— BEGIN ROWS —

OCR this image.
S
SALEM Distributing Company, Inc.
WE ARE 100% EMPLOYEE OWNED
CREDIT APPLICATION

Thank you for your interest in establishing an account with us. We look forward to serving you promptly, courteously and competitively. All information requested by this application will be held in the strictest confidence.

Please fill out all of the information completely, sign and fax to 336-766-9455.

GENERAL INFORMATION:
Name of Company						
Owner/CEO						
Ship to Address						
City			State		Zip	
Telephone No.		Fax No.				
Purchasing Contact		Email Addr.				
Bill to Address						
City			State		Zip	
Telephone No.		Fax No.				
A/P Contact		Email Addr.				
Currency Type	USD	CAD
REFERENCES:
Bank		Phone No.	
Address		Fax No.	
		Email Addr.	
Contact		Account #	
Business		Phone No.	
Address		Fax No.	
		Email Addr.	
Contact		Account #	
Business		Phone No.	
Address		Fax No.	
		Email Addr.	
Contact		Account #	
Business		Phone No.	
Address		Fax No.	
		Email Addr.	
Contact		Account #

— END ROWS —

» WHAT TO PRODUCE
Quote all of the entries exactly as they appear.

» COMPLETED EXERCISE
OCR this image.
S
SALEM Distributing Company, Inc.
WE ARE 100% EMPLOYEE OWNED
CREDIT APPLICATION

Thank you for your interest in establishing an account with us. We look forward to serving you promptly, courteously and competitively. All information requested by this application will be held in the strictest confidence.

Please fill out all of the information completely, sign and fax to 336-766-9455.

GENERAL INFORMATION:
Name of Company						
Owner/CEO						
Ship to Address						
City			State		Zip	
Telephone No.		Fax No.				
Purchasing Contact		Email Addr.				
Bill to Address						
City			State		Zip	
Telephone No.		Fax No.				
A/P Contact		Email Addr.				
Currency Type	USD	CAD
REFERENCES:
Bank		Phone No.	
Address		Fax No.	
		Email Addr.	
Contact		Account #	
Business		Phone No.	
Address		Fax No.	
		Email Addr.	
Contact		Account #	
Business		Phone No.	
Address		Fax No.	
		Email Addr.	
Contact		Account #	
Business		Phone No.	
Address		Fax No.	
		Email Addr.	
Contact		Account #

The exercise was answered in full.